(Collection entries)
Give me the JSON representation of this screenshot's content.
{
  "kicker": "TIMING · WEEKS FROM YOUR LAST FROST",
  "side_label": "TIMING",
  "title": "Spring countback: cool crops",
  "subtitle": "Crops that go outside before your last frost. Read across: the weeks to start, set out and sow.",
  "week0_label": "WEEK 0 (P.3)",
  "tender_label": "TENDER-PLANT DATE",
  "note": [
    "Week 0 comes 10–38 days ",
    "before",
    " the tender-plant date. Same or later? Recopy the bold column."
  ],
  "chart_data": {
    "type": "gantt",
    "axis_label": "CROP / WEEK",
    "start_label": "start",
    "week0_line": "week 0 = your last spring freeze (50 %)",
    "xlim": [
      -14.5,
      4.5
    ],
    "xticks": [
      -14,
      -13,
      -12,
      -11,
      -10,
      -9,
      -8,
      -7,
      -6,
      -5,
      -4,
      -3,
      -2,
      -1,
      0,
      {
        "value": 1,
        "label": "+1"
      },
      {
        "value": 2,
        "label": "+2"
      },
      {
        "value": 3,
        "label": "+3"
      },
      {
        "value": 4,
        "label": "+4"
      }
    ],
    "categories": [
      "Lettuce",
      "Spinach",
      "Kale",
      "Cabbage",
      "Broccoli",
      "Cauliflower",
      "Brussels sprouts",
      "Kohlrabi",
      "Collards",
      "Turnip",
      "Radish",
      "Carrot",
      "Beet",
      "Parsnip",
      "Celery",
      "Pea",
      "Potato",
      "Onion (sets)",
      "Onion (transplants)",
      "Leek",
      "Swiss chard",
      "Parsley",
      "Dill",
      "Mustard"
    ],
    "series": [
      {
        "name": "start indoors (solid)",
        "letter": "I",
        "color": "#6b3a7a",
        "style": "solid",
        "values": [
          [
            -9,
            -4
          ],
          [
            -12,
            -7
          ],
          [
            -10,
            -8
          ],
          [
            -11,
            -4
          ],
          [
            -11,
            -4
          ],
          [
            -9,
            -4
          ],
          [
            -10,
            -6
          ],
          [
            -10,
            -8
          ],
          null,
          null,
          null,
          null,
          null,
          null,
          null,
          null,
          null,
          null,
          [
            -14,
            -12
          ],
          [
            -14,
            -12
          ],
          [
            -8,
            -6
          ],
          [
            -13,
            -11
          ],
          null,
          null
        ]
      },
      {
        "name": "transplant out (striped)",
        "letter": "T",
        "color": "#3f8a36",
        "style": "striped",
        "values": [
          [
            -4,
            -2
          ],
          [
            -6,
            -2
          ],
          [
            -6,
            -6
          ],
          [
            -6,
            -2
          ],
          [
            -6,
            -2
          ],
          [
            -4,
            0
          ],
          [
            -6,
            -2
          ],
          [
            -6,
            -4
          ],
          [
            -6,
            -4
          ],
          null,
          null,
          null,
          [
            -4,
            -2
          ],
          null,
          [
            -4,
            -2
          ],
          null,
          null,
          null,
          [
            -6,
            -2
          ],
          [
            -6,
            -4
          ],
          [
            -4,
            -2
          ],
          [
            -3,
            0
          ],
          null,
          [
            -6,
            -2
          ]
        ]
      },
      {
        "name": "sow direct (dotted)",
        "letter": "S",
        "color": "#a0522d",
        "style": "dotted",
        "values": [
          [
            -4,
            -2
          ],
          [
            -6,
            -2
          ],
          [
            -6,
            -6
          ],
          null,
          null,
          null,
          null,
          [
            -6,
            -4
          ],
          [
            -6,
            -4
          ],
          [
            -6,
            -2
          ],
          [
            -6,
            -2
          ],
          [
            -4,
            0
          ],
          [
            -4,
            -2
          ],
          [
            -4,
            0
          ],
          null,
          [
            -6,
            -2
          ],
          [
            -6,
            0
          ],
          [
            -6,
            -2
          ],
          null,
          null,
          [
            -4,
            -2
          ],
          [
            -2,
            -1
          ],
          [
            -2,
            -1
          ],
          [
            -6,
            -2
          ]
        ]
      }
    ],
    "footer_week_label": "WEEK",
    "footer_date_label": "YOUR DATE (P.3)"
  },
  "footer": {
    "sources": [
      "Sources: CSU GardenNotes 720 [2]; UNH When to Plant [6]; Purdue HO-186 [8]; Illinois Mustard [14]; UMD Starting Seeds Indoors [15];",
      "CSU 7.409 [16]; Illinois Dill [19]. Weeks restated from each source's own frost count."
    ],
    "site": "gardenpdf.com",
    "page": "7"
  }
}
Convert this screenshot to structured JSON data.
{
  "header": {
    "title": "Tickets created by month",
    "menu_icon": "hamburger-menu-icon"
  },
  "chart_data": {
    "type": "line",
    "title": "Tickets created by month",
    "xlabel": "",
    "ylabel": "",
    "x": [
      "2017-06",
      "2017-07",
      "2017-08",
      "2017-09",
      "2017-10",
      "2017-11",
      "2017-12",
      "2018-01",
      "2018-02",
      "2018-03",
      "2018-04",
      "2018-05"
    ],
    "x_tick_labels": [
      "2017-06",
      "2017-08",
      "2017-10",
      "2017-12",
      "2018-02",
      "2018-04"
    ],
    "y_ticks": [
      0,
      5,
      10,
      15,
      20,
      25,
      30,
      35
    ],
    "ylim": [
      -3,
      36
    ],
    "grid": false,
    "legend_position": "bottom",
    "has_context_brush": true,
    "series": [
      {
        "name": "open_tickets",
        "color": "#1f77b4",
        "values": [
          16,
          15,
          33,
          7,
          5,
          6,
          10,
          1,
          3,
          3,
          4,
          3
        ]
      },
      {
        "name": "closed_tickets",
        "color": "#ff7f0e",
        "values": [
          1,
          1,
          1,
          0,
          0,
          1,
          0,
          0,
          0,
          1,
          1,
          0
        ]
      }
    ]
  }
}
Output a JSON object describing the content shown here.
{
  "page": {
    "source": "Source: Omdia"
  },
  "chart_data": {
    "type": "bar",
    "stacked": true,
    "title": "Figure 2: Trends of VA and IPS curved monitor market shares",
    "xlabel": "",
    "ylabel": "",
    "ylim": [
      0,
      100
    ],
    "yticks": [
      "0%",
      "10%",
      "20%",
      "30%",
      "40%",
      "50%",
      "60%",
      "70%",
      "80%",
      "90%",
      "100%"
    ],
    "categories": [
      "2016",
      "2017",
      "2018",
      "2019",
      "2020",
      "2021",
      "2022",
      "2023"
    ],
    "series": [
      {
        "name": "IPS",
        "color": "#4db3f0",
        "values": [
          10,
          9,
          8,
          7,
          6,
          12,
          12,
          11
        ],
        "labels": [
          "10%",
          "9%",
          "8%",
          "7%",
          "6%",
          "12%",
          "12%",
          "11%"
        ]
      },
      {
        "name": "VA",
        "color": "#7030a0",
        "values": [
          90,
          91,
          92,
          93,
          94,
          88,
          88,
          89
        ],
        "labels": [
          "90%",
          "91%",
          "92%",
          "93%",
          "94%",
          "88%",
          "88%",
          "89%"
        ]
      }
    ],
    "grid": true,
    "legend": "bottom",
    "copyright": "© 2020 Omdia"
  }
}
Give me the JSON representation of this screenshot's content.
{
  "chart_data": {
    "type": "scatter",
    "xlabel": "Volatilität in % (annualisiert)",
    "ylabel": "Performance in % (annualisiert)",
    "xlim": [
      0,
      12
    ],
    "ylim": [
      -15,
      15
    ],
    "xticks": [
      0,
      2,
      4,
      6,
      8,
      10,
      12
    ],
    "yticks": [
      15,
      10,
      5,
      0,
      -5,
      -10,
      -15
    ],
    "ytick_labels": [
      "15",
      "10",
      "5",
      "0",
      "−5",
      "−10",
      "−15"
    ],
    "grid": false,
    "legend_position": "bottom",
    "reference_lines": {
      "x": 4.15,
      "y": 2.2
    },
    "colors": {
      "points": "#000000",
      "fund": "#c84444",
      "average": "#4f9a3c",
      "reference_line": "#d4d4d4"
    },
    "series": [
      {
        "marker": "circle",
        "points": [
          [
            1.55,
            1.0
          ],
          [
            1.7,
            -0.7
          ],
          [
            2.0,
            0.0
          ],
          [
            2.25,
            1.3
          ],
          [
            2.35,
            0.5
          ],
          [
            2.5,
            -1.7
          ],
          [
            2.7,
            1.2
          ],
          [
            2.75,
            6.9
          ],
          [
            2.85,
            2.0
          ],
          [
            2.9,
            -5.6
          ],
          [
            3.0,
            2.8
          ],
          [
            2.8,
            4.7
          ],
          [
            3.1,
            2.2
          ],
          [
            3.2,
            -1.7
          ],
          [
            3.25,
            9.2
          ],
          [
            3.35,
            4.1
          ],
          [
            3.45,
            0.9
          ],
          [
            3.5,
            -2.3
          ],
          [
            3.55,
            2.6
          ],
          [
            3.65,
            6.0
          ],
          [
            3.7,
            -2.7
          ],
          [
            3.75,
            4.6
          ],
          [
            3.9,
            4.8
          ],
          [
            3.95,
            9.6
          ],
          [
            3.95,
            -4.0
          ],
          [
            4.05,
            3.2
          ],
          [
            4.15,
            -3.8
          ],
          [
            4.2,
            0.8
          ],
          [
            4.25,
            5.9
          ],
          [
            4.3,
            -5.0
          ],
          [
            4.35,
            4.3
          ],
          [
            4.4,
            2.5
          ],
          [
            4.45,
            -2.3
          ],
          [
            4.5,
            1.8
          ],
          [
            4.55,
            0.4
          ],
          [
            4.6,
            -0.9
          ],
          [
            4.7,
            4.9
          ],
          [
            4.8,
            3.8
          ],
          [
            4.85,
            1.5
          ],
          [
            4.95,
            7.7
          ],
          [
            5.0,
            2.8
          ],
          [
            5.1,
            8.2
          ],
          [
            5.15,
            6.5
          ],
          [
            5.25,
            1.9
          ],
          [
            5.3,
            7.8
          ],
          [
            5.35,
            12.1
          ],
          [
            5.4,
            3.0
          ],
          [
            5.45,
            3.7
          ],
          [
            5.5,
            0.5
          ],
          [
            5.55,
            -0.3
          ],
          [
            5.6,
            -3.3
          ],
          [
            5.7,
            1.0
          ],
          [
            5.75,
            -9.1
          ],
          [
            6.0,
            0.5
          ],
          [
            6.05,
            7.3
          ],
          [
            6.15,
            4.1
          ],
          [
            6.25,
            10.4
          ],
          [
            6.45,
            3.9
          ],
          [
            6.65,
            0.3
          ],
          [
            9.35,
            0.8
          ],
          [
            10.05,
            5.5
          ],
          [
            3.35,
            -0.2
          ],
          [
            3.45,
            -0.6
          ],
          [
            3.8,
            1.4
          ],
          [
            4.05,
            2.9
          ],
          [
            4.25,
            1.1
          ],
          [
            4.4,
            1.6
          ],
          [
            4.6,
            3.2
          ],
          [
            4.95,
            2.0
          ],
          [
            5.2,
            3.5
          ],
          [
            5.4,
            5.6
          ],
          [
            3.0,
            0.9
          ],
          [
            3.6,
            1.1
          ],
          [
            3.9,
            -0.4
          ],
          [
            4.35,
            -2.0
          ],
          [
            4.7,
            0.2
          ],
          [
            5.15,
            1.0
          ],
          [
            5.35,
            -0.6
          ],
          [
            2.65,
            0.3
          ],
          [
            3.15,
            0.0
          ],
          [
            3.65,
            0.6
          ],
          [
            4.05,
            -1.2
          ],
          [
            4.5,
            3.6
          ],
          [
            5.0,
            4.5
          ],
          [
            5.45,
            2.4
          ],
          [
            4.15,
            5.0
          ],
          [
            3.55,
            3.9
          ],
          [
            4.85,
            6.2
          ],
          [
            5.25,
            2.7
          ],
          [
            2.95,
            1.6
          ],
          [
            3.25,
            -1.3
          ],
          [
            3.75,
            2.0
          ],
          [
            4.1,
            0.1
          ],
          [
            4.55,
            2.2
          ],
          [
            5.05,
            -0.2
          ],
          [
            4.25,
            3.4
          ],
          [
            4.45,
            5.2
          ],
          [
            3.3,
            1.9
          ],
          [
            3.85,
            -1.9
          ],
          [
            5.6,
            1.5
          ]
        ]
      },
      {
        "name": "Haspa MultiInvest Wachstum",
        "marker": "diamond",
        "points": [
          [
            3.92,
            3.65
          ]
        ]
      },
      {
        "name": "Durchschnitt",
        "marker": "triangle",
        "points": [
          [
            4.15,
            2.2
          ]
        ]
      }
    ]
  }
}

* _Your goal_: Go through the listing above and list every line that has the word "before".

* _Result_:
  "subtitle": "Crops that go outside before your last frost. Read across: the weeks to start, set out and sow.",
    "before",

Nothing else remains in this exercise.